▸ **PROBLEM DESCRIPTION**
Each record must be retyped in full. No character may differ.

▸ **MATERIAL FOR THIS TASK**

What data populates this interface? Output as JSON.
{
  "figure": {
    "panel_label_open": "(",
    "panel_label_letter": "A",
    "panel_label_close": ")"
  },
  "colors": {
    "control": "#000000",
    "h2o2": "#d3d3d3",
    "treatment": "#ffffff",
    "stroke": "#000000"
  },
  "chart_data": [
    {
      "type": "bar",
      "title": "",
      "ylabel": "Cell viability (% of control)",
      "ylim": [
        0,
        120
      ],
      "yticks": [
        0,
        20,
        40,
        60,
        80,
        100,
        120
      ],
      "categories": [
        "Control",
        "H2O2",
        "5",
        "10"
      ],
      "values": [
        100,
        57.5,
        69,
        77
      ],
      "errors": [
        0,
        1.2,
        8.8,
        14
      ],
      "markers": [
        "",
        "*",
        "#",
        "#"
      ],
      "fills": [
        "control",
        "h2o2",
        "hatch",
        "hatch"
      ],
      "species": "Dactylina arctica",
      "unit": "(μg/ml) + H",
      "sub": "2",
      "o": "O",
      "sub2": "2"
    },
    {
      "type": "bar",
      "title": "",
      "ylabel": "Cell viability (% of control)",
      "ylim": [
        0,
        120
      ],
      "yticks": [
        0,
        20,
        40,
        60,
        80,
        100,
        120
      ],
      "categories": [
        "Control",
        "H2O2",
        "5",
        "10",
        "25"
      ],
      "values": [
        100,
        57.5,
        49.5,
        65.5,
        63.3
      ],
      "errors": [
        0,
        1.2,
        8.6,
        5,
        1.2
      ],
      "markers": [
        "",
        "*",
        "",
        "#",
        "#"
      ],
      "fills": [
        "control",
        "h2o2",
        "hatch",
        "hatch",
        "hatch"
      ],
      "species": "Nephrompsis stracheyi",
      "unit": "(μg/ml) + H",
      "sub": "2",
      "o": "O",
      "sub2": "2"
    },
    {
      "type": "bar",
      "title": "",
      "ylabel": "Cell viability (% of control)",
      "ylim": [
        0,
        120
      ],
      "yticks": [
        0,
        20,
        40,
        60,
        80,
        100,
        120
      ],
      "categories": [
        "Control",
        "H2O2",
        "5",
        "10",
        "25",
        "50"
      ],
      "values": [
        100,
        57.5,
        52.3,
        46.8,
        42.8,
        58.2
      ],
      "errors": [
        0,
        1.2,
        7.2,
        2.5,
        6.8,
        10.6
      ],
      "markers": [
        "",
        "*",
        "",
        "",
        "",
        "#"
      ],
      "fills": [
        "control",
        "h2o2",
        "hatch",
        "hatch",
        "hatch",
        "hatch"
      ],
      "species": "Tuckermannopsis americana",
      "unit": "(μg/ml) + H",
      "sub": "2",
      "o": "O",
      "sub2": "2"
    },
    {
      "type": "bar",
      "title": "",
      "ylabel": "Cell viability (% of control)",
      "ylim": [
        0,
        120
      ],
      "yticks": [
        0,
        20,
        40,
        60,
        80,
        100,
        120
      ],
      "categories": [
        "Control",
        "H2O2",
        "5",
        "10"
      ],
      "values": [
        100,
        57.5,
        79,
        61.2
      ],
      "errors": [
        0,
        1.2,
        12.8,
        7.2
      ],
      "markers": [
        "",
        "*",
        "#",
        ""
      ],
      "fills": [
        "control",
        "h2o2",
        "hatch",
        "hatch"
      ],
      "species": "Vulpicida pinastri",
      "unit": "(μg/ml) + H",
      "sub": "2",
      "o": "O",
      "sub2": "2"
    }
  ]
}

▸ **OUTPUT FOR THIS TASK**
What data populates this interface? Output as JSON.
{
  "figure": {
    "panel_label_open": "(",
    "panel_label_letter": "A",
    "panel_label_close": ")"
  },
  "colors": {
    "control": "#000000",
    "h2o2": "#d3d3d3",
    "treatment": "#ffffff",
    "stroke": "#000000"
  },
  "chart_data": [
    {
      "type": "bar",
      "title": "",
      "ylabel": "Cell viability (% of control)",
      "ylim": [
        0,
        120
      ],
      "yticks": [
        0,
        20,
        40,
        60,
        80,
        100,
        120
      ],
      "categories": [
        "Control",
        "H2O2",
        "5",
        "10"
      ],
      "values": [
        100,
        57.5,
        69,
        77
      ],
      "errors": [
        0,
        1.2,
        8.8,
        14
      ],
      "markers": [
        "",
        "*",
        "#",
        "#"
      ],
      "fills": [
        "control",
        "h2o2",
        "hatch",
        "hatch"
      ],
      "species": "Dactylina arctica",
      "unit": "(μg/ml) + H",
      "sub": "2",
      "o": "O",
      "sub2": "2"
    },
    {
      "type": "bar",
      "title": "",
      "ylabel": "Cell viability (% of control)",
      "ylim": [
        0,
        120
      ],
      "yticks": [
        0,
        20,
        40,
        60,
        80,
        100,
        120
      ],
      "categories": [
        "Control",
        "H2O2",
        "5",
        "10",
        "25"
      ],
      "values": [
        100,
        57.5,
        49.5,
        65.5,
        63.3
      ],
      "errors": [
        0,
        1.2,
        8.6,
        5,
        1.2
      ],
      "markers": [
        "",
        "*",
        "",
        "#",
        "#"
      ],
      "fills": [
        "control",
        "h2o2",
        "hatch",
        "hatch",
        "hatch"
      ],
      "species": "Nephrompsis stracheyi",
      "unit": "(μg/ml) + H",
      "sub": "2",
      "o": "O",
      "sub2": "2"
    },
    {
      "type": "bar",
      "title": "",
      "ylabel": "Cell viability (% of control)",
      "ylim": [
        0,
        120
      ],
      "yticks": [
        0,
        20,
        40,
        60,
        80,
        100,
        120
      ],
      "categories": [
        "Control",
        "H2O2",
        "5",
        "10",
        "25",
        "50"
      ],
      "values": [
        100,
        57.5,
        52.3,
        46.8,
        42.8,
        58.2
      ],
      "errors": [
        0,
        1.2,
        7.2,
        2.5,
        6.8,
        10.6
      ],
      "markers": [
        "",
        "*",
        "",
        "",
        "",
        "#"
      ],
      "fills": [
        "control",
        "h2o2",
        "hatch",
        "hatch",
        "hatch",
        "hatch"
      ],
      "species": "Tuckermannopsis americana",
      "unit": "(μg/ml) + H",
      "sub": "2",
      "o": "O",
      "sub2": "2"
    },
    {
      "type": "bar",
      "title": "",
      "ylabel": "Cell viability (% of control)",
      "ylim": [
        0,
        120
      ],
      "yticks": [
        0,
        20,
        40,
        60,
        80,
        100,
        120
      ],
      "categories": [
        "Control",
        "H2O2",
        "5",
        "10"
      ],
      "values": [
        100,
        57.5,
        79,
        61.2
      ],
      "errors": [
        0,
        1.2,
        12.8,
        7.2
      ],
      "markers": [
        "",
        "*",
        "#",
        ""
      ],
      "fills": [
        "control",
        "h2o2",
        "hatch",
        "hatch"
      ],
      "species": "Vulpicida pinastri",
      "unit": "(μg/ml) + H",
      "sub": "2",
      "o": "O",
      "sub2": "2"
    }
  ]
}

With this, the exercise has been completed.